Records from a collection

+---+

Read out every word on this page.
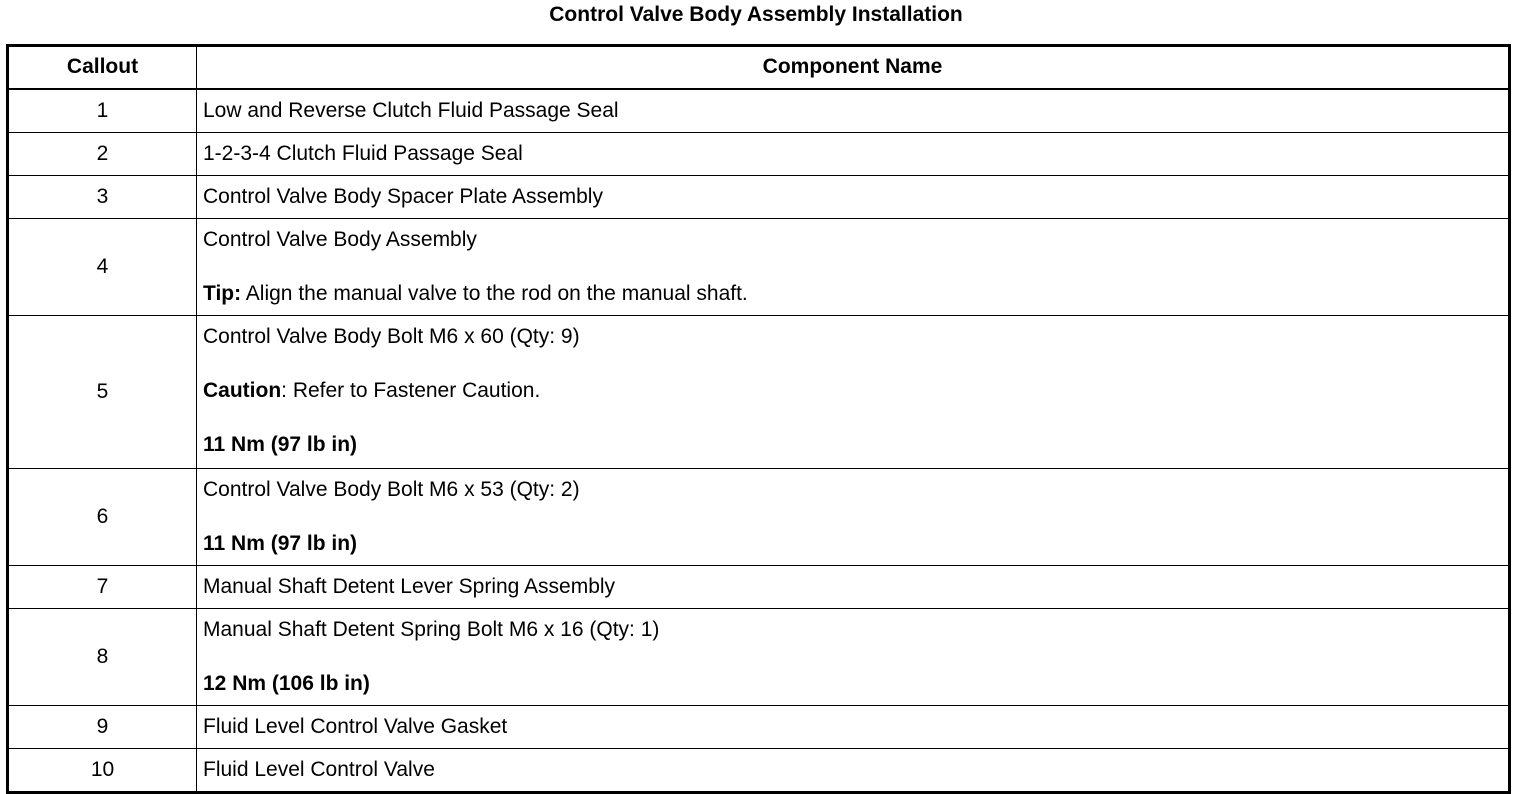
Control Valve Body Assembly Installation
Callout	Component Name
1	Low and Reverse Clutch Fluid Passage Seal

2	1-2-3-4 Clutch Fluid Passage Seal

3	Control Valve Body Spacer Plate Assembly

4	Control Valve Body Assembly
Tip: Align the manual valve to the rod on the manual shaft.

5	Control Valve Body Bolt M6 x 60 (Qty: 9)
Caution: Refer to Fastener Caution.
11 Nm (97 lb in)

6	Control Valve Body Bolt M6 x 53 (Qty: 2)
11 Nm (97 lb in)

7	Manual Shaft Detent Lever Spring Assembly

8	Manual Shaft Detent Spring Bolt M6 x 16 (Qty: 1)
12 Nm (106 lb in)

9	Fluid Level Control Valve Gasket

10	Fluid Level Control Valve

+---+

Would you mind returning each entry above word for word, skipping the images?

EXPECTED OUTPUT
Read out every word on this page.
Control Valve Body Assembly Installation
Callout	Component Name
1	Low and Reverse Clutch Fluid Passage Seal

2	1-2-3-4 Clutch Fluid Passage Seal

3	Control Valve Body Spacer Plate Assembly

4	Control Valve Body Assembly
Tip: Align the manual valve to the rod on the manual shaft.

5	Control Valve Body Bolt M6 x 60 (Qty: 9)
Caution: Refer to Fastener Caution.
11 Nm (97 lb in)

6	Control Valve Body Bolt M6 x 53 (Qty: 2)
11 Nm (97 lb in)

7	Manual Shaft Detent Lever Spring Assembly

8	Manual Shaft Detent Spring Bolt M6 x 16 (Qty: 1)
12 Nm (106 lb in)

9	Fluid Level Control Valve Gasket

10	Fluid Level Control Valve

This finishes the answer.